#### [What is needed]
Using the data below, repeat all of it precisely.

══ Input material

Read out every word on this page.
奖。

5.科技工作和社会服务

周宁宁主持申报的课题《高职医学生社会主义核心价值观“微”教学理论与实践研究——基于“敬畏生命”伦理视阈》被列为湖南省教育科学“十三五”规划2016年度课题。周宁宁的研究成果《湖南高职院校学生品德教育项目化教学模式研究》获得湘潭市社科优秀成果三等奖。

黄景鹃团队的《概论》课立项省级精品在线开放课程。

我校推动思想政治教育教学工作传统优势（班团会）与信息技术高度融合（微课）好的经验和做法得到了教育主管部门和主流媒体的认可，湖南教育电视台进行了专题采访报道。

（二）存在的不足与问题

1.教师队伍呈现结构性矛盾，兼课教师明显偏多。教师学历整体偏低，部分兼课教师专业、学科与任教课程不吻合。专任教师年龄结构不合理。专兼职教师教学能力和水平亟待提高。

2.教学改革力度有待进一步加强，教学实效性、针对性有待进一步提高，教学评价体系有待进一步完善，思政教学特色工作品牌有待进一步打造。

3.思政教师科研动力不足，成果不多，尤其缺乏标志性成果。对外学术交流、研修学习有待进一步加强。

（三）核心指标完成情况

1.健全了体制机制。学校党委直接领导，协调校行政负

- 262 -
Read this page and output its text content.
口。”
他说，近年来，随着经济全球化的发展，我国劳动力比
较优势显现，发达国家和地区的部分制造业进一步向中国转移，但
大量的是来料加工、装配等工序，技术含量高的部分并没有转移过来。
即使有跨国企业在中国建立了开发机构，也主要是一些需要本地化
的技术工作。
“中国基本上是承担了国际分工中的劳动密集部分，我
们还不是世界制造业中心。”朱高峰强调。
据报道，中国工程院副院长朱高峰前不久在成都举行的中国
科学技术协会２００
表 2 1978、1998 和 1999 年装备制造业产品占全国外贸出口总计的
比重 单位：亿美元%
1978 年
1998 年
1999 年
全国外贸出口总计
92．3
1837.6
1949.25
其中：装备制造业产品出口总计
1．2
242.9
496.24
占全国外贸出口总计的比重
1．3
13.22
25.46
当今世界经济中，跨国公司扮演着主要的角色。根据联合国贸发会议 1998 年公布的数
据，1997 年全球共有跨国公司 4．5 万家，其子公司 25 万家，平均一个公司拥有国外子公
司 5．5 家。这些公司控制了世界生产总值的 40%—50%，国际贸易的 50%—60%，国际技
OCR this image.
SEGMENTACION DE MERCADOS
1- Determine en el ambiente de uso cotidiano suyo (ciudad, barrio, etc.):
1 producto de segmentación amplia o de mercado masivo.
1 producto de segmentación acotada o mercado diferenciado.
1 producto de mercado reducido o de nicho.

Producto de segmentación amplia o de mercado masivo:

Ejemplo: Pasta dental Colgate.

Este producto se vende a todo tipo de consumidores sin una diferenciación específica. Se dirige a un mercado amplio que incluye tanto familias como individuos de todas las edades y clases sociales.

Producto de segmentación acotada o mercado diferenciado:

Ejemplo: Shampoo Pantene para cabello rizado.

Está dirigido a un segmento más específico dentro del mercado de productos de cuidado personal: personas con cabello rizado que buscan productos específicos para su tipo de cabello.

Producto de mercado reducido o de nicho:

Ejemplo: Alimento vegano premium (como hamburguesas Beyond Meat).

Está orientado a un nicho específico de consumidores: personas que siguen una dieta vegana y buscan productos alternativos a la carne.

════

#### [Answer to this exercise]
Read out every word on this page.
奖。

5.科技工作和社会服务

周宁宁主持申报的课题《高职医学生社会主义核心价值观“微”教学理论与实践研究——基于“敬畏生命”伦理视阈》被列为湖南省教育科学“十三五”规划2016年度课题。周宁宁的研究成果《湖南高职院校学生品德教育项目化教学模式研究》获得湘潭市社科优秀成果三等奖。

黄景鹃团队的《概论》课立项省级精品在线开放课程。

我校推动思想政治教育教学工作传统优势（班团会）与信息技术高度融合（微课）好的经验和做法得到了教育主管部门和主流媒体的认可，湖南教育电视台进行了专题采访报道。

（二）存在的不足与问题

1.教师队伍呈现结构性矛盾，兼课教师明显偏多。教师学历整体偏低，部分兼课教师专业、学科与任教课程不吻合。专任教师年龄结构不合理。专兼职教师教学能力和水平亟待提高。

2.教学改革力度有待进一步加强，教学实效性、针对性有待进一步提高，教学评价体系有待进一步完善，思政教学特色工作品牌有待进一步打造。

3.思政教师科研动力不足，成果不多，尤其缺乏标志性成果。对外学术交流、研修学习有待进一步加强。

（三）核心指标完成情况

1.健全了体制机制。学校党委直接领导，协调校行政负

- 262 -
Read this page and output its text content.
口。”
他说，近年来，随着经济全球化的发展，我国劳动力比
较优势显现，发达国家和地区的部分制造业进一步向中国转移，但
大量的是来料加工、装配等工序，技术含量高的部分并没有转移过来。
即使有跨国企业在中国建立了开发机构，也主要是一些需要本地化
的技术工作。
“中国基本上是承担了国际分工中的劳动密集部分，我
们还不是世界制造业中心。”朱高峰强调。
据报道，中国工程院副院长朱高峰前不久在成都举行的中国
科学技术协会２００
表 2 1978、1998 和 1999 年装备制造业产品占全国外贸出口总计的
比重 单位：亿美元%
1978 年
1998 年
1999 年
全国外贸出口总计
92．3
1837.6
1949.25
其中：装备制造业产品出口总计
1．2
242.9
496.24
占全国外贸出口总计的比重
1．3
13.22
25.46
当今世界经济中，跨国公司扮演着主要的角色。根据联合国贸发会议 1998 年公布的数
据，1997 年全球共有跨国公司 4．5 万家，其子公司 25 万家，平均一个公司拥有国外子公
司 5．5 家。这些公司控制了世界生产总值的 40%—50%，国际贸易的 50%—60%，国际技
OCR this image.
SEGMENTACION DE MERCADOS
1- Determine en el ambiente de uso cotidiano suyo (ciudad, barrio, etc.):
1 producto de segmentación amplia o de mercado masivo.
1 producto de segmentación acotada o mercado diferenciado.
1 producto de mercado reducido o de nicho.

Producto de segmentación amplia o de mercado masivo:

Ejemplo: Pasta dental Colgate.

Este producto se vende a todo tipo de consumidores sin una diferenciación específica. Se dirige a un mercado amplio que incluye tanto familias como individuos de todas las edades y clases sociales.

Producto de segmentación acotada o mercado diferenciado:

Ejemplo: Shampoo Pantene para cabello rizado.

Está dirigido a un segmento más específico dentro del mercado de productos de cuidado personal: personas con cabello rizado que buscan productos específicos para su tipo de cabello.

Producto de mercado reducido o de nicho:

Ejemplo: Alimento vegano premium (como hamburguesas Beyond Meat).

Está orientado a un nicho específico de consumidores: personas que siguen una dieta vegana y buscan productos alternativos a la carne.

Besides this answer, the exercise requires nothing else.